Find each line with the word "Auto" and copy it.

Collected data entries
_____

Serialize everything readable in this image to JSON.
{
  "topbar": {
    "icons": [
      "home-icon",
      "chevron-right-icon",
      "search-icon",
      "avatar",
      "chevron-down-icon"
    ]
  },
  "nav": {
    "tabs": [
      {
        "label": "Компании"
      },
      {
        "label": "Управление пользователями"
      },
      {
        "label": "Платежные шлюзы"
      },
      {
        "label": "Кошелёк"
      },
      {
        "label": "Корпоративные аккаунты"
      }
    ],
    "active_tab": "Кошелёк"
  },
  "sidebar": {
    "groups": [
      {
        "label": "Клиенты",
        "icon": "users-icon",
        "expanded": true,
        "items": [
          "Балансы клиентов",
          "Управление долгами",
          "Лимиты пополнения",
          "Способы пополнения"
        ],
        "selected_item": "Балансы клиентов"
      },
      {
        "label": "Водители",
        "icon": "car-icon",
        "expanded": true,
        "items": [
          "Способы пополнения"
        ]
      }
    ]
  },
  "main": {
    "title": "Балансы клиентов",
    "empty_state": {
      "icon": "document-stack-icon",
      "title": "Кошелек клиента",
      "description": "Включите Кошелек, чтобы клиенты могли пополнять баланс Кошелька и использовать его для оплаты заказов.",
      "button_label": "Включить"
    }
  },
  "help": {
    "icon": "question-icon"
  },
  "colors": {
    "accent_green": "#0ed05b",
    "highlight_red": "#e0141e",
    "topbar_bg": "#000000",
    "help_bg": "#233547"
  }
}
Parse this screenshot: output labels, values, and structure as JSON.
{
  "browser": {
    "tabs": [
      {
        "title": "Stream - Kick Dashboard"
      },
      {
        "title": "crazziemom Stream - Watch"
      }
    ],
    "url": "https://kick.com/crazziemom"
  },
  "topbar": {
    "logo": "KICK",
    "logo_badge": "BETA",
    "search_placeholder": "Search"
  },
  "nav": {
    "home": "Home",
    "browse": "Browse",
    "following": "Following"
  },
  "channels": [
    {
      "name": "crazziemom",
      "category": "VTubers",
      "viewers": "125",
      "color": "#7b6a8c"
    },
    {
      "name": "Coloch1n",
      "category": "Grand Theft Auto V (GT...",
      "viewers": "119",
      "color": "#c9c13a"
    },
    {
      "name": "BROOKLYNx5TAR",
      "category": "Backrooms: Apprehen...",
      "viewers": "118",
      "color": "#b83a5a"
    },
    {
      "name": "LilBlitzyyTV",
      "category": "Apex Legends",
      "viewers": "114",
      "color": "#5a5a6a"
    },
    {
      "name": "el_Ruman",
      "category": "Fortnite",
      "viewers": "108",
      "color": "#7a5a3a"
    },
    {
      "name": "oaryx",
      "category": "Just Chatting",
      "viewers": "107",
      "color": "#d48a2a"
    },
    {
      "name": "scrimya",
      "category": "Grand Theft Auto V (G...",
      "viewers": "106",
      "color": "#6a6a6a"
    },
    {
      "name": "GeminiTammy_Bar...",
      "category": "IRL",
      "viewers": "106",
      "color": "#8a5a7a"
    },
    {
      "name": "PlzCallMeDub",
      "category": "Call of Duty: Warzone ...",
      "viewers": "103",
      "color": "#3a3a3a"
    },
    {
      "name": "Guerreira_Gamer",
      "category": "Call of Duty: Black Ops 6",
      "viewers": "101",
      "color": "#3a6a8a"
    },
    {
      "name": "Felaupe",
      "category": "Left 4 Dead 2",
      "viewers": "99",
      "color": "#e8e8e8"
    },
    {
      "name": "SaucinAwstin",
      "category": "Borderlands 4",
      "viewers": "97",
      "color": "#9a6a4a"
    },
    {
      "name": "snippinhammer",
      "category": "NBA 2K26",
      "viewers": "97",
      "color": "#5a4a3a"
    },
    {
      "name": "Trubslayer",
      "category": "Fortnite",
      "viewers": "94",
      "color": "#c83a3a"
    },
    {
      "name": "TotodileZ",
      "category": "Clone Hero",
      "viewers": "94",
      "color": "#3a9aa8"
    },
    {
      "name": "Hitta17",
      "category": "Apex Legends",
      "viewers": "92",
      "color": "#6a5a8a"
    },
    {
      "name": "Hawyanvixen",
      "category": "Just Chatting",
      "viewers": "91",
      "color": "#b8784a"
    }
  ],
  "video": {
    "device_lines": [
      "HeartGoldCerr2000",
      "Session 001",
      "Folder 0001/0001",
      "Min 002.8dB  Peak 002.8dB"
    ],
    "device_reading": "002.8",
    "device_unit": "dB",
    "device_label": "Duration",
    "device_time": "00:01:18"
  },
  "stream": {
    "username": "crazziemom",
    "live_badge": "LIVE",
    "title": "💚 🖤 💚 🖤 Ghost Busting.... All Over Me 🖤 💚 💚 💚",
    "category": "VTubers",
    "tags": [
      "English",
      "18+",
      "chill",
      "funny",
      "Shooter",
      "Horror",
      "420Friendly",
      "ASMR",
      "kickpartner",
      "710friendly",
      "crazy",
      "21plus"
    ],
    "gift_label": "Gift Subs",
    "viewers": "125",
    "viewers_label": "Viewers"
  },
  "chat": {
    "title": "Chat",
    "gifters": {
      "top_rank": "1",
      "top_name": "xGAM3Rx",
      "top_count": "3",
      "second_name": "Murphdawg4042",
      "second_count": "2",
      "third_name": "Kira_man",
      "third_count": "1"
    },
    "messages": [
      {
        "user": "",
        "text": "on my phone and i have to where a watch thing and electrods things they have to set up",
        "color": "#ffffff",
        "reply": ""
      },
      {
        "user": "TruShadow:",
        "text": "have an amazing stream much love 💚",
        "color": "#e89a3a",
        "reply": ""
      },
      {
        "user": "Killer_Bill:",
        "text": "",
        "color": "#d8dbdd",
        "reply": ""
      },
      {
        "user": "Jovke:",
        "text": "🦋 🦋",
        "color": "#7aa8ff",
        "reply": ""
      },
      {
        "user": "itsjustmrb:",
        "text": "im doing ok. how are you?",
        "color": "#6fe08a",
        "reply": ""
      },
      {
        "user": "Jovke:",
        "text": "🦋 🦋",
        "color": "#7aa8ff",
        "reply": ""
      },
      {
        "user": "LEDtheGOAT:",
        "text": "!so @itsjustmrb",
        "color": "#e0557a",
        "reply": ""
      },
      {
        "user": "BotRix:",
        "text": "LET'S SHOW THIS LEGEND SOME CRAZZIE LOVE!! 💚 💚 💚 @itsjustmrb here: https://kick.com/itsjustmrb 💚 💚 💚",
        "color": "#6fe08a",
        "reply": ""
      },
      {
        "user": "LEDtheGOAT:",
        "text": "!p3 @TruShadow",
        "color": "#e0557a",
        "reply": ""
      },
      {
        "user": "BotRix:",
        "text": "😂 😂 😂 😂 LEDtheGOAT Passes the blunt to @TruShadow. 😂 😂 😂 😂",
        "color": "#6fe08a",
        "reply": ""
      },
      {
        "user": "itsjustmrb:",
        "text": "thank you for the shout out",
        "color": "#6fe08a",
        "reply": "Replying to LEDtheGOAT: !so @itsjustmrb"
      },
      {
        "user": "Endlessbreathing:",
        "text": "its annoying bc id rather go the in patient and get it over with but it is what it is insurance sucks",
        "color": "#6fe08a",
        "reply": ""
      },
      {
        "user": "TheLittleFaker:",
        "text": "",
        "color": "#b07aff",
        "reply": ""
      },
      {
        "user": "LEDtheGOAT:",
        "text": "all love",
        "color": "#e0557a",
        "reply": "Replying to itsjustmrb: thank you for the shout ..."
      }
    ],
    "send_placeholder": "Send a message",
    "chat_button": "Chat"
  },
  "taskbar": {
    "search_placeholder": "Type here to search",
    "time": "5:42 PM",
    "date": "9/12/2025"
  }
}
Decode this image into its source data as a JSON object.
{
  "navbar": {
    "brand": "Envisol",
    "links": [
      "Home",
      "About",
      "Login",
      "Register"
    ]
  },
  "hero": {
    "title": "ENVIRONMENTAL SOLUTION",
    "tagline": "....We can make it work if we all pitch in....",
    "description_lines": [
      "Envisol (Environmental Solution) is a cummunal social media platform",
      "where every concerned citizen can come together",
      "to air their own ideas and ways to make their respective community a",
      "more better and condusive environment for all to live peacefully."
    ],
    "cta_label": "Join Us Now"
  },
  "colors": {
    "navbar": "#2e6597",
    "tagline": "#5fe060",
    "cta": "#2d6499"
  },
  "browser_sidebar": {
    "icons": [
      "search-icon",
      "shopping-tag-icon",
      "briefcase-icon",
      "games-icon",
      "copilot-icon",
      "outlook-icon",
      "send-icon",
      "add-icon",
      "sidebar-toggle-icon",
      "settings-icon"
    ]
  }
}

_____

# Task result:
      "category": "Grand Theft Auto V (GT...",
      "category": "Grand Theft Auto V (G...",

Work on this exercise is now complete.